» **Task prompt**
Extract all lines from the data beneath that include the word "ylabel".

— start Data lines —

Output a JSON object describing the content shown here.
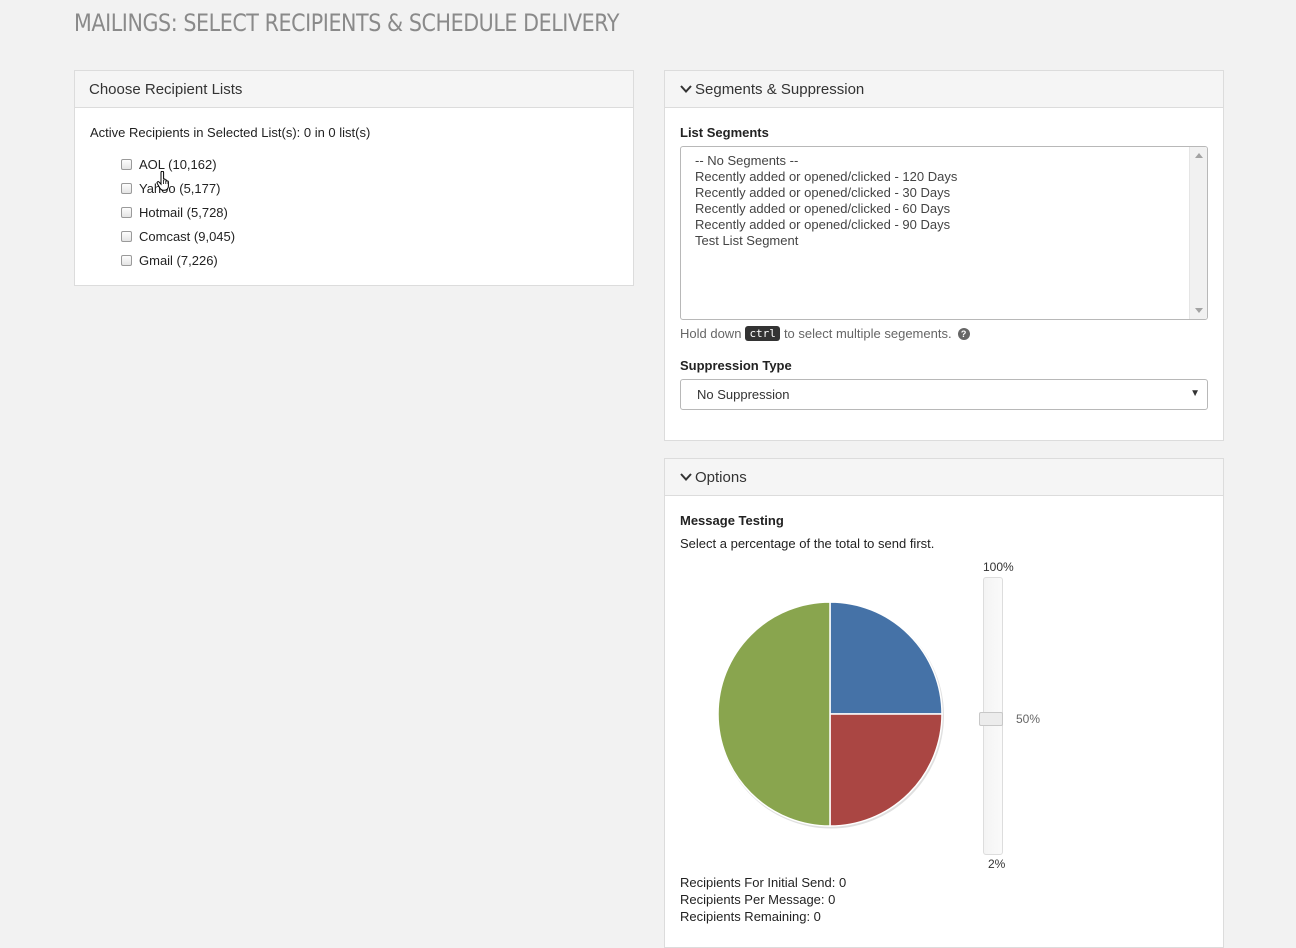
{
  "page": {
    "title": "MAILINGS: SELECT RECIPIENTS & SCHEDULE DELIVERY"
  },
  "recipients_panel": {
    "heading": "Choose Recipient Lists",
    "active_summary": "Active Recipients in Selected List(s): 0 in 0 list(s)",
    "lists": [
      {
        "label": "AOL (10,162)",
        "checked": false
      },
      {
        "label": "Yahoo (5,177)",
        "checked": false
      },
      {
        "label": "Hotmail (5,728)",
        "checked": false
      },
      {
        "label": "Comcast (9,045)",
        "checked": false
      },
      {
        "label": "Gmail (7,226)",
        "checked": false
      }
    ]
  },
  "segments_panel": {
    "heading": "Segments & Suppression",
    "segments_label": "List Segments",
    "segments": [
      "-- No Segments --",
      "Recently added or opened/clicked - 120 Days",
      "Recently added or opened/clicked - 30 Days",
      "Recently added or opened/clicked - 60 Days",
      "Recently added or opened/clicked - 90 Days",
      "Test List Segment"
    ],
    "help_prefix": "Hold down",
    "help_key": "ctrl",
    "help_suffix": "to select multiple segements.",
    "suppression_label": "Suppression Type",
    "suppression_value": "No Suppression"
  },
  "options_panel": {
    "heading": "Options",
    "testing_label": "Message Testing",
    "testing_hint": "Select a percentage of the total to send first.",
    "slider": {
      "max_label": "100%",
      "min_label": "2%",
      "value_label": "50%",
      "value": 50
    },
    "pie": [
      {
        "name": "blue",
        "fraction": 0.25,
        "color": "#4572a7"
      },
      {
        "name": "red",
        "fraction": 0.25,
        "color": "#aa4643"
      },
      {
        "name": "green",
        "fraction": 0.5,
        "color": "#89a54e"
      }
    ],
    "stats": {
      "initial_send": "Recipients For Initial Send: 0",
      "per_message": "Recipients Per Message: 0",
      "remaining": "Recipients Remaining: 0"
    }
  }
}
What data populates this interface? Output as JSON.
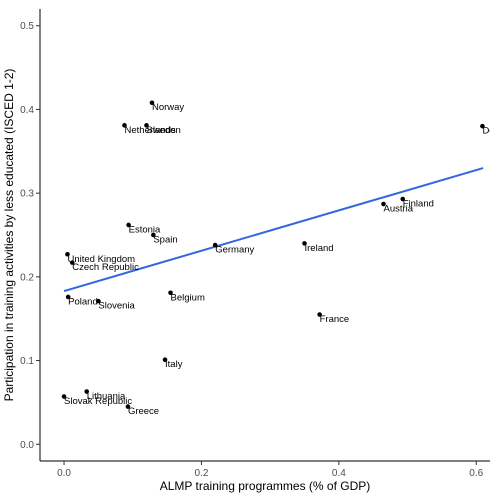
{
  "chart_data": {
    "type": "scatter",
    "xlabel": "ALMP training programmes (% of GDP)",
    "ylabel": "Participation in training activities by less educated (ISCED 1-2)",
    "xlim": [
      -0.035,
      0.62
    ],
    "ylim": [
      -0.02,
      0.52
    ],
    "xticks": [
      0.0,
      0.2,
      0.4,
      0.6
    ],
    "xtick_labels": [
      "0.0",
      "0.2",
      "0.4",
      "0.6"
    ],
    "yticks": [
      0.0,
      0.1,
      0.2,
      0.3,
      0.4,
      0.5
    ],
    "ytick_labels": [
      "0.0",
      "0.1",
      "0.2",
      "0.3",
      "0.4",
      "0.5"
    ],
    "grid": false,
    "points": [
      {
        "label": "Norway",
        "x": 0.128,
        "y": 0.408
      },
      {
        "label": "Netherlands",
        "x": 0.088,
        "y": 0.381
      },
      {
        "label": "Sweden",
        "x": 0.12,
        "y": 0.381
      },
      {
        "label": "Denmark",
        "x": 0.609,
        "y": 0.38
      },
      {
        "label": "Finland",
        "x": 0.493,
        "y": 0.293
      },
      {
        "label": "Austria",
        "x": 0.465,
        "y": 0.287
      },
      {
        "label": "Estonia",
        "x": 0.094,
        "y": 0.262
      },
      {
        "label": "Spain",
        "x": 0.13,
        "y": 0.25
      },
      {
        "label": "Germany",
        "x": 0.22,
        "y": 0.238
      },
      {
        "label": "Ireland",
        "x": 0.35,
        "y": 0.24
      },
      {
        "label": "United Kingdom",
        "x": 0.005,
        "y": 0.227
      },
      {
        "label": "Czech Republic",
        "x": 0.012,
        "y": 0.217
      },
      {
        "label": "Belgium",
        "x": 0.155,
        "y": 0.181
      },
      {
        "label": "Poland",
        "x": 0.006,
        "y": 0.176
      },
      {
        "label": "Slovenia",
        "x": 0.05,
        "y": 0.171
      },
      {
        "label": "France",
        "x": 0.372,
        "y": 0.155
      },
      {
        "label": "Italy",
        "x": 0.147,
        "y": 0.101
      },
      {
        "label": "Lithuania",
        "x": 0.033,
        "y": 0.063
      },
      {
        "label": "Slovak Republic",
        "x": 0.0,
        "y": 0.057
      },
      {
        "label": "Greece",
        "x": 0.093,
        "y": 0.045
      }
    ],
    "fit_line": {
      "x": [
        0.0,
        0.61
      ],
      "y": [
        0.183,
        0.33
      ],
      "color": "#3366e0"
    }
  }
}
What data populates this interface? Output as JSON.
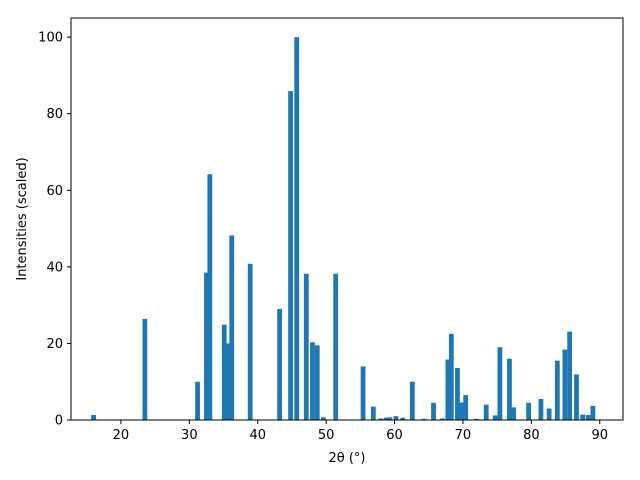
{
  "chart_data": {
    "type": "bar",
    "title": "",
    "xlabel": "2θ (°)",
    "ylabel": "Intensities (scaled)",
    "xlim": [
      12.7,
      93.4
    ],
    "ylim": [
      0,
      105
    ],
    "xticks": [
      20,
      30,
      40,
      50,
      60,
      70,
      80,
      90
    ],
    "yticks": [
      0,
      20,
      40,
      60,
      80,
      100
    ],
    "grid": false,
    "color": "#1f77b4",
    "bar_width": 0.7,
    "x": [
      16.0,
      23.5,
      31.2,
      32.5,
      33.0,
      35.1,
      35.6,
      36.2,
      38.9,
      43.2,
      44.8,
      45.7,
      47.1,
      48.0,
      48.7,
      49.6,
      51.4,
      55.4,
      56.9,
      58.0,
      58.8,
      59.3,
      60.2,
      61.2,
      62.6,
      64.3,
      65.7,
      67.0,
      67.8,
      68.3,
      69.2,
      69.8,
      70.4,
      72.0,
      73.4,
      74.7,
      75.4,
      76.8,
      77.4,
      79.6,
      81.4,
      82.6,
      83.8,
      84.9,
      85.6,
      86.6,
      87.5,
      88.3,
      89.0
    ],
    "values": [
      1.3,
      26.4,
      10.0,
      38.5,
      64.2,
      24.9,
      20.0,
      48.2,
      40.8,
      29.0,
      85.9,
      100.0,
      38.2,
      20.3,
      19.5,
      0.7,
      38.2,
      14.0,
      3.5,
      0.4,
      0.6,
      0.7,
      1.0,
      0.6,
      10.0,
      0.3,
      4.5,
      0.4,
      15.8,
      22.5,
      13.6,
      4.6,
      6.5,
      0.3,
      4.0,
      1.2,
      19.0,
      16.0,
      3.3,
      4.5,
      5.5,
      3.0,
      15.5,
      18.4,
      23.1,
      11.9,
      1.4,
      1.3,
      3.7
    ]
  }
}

— end Data lines —

» **Answer below**
    "ylabel": "Participation in training activities by less educated (ISCED 1-2)",
    "ylabel": "Intensities (scaled)",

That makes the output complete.